Job:
Copy out every one of the rows below without changing anything.

───── Task input ─────

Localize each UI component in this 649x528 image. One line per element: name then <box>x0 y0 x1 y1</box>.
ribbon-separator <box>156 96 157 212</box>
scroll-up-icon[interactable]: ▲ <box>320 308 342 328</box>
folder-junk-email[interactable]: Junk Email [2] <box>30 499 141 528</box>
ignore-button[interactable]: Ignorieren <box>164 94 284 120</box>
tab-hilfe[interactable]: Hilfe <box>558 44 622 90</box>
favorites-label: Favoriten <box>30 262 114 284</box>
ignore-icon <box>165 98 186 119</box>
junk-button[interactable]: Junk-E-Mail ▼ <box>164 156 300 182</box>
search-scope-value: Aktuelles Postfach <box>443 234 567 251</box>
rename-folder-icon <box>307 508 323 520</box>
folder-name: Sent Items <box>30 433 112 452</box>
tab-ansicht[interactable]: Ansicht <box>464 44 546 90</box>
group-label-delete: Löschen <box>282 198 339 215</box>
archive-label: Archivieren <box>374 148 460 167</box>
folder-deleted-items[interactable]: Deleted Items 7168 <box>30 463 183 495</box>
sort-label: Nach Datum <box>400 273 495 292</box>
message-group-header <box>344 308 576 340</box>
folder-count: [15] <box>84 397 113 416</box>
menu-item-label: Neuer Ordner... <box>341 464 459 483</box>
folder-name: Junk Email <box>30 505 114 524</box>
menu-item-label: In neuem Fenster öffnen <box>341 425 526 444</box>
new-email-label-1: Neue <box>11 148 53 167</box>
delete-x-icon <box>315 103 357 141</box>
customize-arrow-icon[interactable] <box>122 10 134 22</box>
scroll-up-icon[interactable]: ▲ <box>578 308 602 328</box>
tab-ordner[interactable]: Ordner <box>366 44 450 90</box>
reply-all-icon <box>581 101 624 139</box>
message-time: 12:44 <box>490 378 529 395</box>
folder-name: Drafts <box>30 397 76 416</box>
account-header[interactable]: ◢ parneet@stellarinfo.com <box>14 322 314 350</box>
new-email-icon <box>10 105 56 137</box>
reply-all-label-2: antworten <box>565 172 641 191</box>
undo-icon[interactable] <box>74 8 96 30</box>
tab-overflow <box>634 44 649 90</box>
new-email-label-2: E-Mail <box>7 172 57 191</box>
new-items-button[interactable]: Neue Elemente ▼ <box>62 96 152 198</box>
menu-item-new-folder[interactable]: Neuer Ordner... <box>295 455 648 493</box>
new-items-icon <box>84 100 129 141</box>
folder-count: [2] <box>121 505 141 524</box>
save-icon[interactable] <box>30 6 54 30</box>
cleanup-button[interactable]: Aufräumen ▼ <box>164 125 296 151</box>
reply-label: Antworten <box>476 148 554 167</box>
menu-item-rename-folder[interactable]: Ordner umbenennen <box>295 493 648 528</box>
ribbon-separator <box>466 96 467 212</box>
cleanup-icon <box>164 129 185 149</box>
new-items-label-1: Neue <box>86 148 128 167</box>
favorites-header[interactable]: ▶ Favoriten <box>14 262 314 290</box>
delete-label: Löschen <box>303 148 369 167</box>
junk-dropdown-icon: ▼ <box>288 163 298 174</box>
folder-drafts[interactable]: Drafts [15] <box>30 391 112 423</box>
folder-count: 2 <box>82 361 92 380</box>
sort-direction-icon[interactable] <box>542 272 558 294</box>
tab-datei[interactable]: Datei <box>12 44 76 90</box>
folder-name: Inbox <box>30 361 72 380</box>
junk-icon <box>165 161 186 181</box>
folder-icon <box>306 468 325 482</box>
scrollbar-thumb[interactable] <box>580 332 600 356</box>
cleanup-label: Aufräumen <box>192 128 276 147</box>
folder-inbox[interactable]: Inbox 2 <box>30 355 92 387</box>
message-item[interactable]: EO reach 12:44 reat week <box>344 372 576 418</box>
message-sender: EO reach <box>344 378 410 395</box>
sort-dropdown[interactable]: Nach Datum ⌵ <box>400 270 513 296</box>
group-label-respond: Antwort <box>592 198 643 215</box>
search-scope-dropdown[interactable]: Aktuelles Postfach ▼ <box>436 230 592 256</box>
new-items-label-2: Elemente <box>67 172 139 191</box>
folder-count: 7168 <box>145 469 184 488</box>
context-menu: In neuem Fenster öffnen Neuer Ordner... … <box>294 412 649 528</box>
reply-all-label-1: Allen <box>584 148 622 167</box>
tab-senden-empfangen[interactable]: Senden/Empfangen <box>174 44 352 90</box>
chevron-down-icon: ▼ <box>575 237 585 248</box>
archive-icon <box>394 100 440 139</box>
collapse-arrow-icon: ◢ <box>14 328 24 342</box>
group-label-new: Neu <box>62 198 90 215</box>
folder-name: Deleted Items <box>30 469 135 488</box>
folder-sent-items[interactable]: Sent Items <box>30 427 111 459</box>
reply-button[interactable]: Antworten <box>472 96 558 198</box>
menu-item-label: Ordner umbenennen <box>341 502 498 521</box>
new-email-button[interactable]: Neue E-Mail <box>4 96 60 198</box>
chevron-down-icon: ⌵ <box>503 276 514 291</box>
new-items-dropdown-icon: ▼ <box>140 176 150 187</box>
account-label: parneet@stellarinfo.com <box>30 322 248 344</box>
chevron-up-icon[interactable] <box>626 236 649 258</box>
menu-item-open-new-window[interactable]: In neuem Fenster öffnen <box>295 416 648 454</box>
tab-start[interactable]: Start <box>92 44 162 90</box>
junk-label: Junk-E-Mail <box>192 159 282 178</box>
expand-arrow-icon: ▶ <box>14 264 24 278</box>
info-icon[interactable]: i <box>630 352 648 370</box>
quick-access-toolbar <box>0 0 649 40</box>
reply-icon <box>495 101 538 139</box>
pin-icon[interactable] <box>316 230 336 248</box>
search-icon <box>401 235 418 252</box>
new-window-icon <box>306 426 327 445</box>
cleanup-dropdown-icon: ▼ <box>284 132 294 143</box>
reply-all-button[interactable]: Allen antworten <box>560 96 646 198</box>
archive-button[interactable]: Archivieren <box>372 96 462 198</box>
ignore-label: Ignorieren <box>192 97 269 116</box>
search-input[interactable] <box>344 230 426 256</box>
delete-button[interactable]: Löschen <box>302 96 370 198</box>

─────

Final result:
Localize each UI component in this 649x528 image. One line per element: name then <box>x0 y0 x1 y1</box>.
ribbon-separator <box>156 96 157 212</box>
scroll-up-icon[interactable]: ▲ <box>320 308 342 328</box>
folder-junk-email[interactable]: Junk Email [2] <box>30 499 141 528</box>
ignore-button[interactable]: Ignorieren <box>164 94 284 120</box>
tab-hilfe[interactable]: Hilfe <box>558 44 622 90</box>
favorites-label: Favoriten <box>30 262 114 284</box>
ignore-icon <box>165 98 186 119</box>
junk-button[interactable]: Junk-E-Mail ▼ <box>164 156 300 182</box>
search-scope-value: Aktuelles Postfach <box>443 234 567 251</box>
rename-folder-icon <box>307 508 323 520</box>
folder-name: Sent Items <box>30 433 112 452</box>
tab-ansicht[interactable]: Ansicht <box>464 44 546 90</box>
group-label-delete: Löschen <box>282 198 339 215</box>
archive-label: Archivieren <box>374 148 460 167</box>
folder-deleted-items[interactable]: Deleted Items 7168 <box>30 463 183 495</box>
sort-label: Nach Datum <box>400 273 495 292</box>
message-group-header <box>344 308 576 340</box>
folder-count: [15] <box>84 397 113 416</box>
menu-item-label: Neuer Ordner... <box>341 464 459 483</box>
folder-name: Junk Email <box>30 505 114 524</box>
menu-item-label: In neuem Fenster öffnen <box>341 425 526 444</box>
new-email-label-1: Neue <box>11 148 53 167</box>
delete-x-icon <box>315 103 357 141</box>
customize-arrow-icon[interactable] <box>122 10 134 22</box>
scroll-up-icon[interactable]: ▲ <box>578 308 602 328</box>
tab-ordner[interactable]: Ordner <box>366 44 450 90</box>
reply-all-icon <box>581 101 624 139</box>
message-time: 12:44 <box>490 378 529 395</box>
folder-name: Drafts <box>30 397 76 416</box>
account-header[interactable]: ◢ parneet@stellarinfo.com <box>14 322 314 350</box>
new-email-icon <box>10 105 56 137</box>
reply-all-label-2: antworten <box>565 172 641 191</box>
undo-icon[interactable] <box>74 8 96 30</box>
tab-overflow <box>634 44 649 90</box>
new-email-label-2: E-Mail <box>7 172 57 191</box>
new-items-button[interactable]: Neue Elemente ▼ <box>62 96 152 198</box>
menu-item-new-folder[interactable]: Neuer Ordner... <box>295 455 648 493</box>
new-items-icon <box>84 100 129 141</box>
folder-count: [2] <box>121 505 141 524</box>
save-icon[interactable] <box>30 6 54 30</box>
cleanup-button[interactable]: Aufräumen ▼ <box>164 125 296 151</box>
reply-label: Antworten <box>476 148 554 167</box>
menu-item-rename-folder[interactable]: Ordner umbenennen <box>295 493 648 528</box>
ribbon-separator <box>466 96 467 212</box>
cleanup-icon <box>164 129 185 149</box>
new-items-label-1: Neue <box>86 148 128 167</box>
favorites-header[interactable]: ▶ Favoriten <box>14 262 314 290</box>
delete-label: Löschen <box>303 148 369 167</box>
junk-dropdown-icon: ▼ <box>288 163 298 174</box>
folder-drafts[interactable]: Drafts [15] <box>30 391 112 423</box>
folder-count: 2 <box>82 361 92 380</box>
sort-direction-icon[interactable] <box>542 272 558 294</box>
tab-datei[interactable]: Datei <box>12 44 76 90</box>
folder-name: Inbox <box>30 361 72 380</box>
junk-icon <box>165 161 186 181</box>
folder-icon <box>306 468 325 482</box>
scrollbar-thumb[interactable] <box>580 332 600 356</box>
cleanup-label: Aufräumen <box>192 128 276 147</box>
folder-inbox[interactable]: Inbox 2 <box>30 355 92 387</box>
message-item[interactable]: EO reach 12:44 reat week <box>344 372 576 418</box>
message-sender: EO reach <box>344 378 410 395</box>
sort-dropdown[interactable]: Nach Datum ⌵ <box>400 270 513 296</box>
group-label-respond: Antwort <box>592 198 643 215</box>
search-scope-dropdown[interactable]: Aktuelles Postfach ▼ <box>436 230 592 256</box>
new-items-label-2: Elemente <box>67 172 139 191</box>
folder-count: 7168 <box>145 469 184 488</box>
context-menu: In neuem Fenster öffnen Neuer Ordner... … <box>294 412 649 528</box>
reply-all-label-1: Allen <box>584 148 622 167</box>
tab-senden-empfangen[interactable]: Senden/Empfangen <box>174 44 352 90</box>
chevron-down-icon: ▼ <box>575 237 585 248</box>
archive-icon <box>394 100 440 139</box>
collapse-arrow-icon: ◢ <box>14 328 24 342</box>
group-label-new: Neu <box>62 198 90 215</box>
folder-name: Deleted Items <box>30 469 135 488</box>
folder-sent-items[interactable]: Sent Items <box>30 427 111 459</box>
reply-button[interactable]: Antworten <box>472 96 558 198</box>
menu-item-label: Ordner umbenennen <box>341 502 498 521</box>
new-email-button[interactable]: Neue E-Mail <box>4 96 60 198</box>
chevron-down-icon: ⌵ <box>503 276 514 291</box>
new-items-dropdown-icon: ▼ <box>140 176 150 187</box>
account-label: parneet@stellarinfo.com <box>30 322 248 344</box>
chevron-up-icon[interactable] <box>626 236 649 258</box>
menu-item-open-new-window[interactable]: In neuem Fenster öffnen <box>295 416 648 454</box>
tab-start[interactable]: Start <box>92 44 162 90</box>
junk-label: Junk-E-Mail <box>192 159 282 178</box>
expand-arrow-icon: ▶ <box>14 264 24 278</box>
info-icon[interactable]: i <box>630 352 648 370</box>
quick-access-toolbar <box>0 0 649 40</box>
reply-icon <box>495 101 538 139</box>
pin-icon[interactable] <box>316 230 336 248</box>
search-icon <box>401 235 418 252</box>
new-window-icon <box>306 426 327 445</box>
cleanup-dropdown-icon: ▼ <box>284 132 294 143</box>
reply-all-button[interactable]: Allen antworten <box>560 96 646 198</box>
archive-button[interactable]: Archivieren <box>372 96 462 198</box>
ignore-label: Ignorieren <box>192 97 269 116</box>
search-input[interactable] <box>344 230 426 256</box>
delete-button[interactable]: Löschen <box>302 96 370 198</box>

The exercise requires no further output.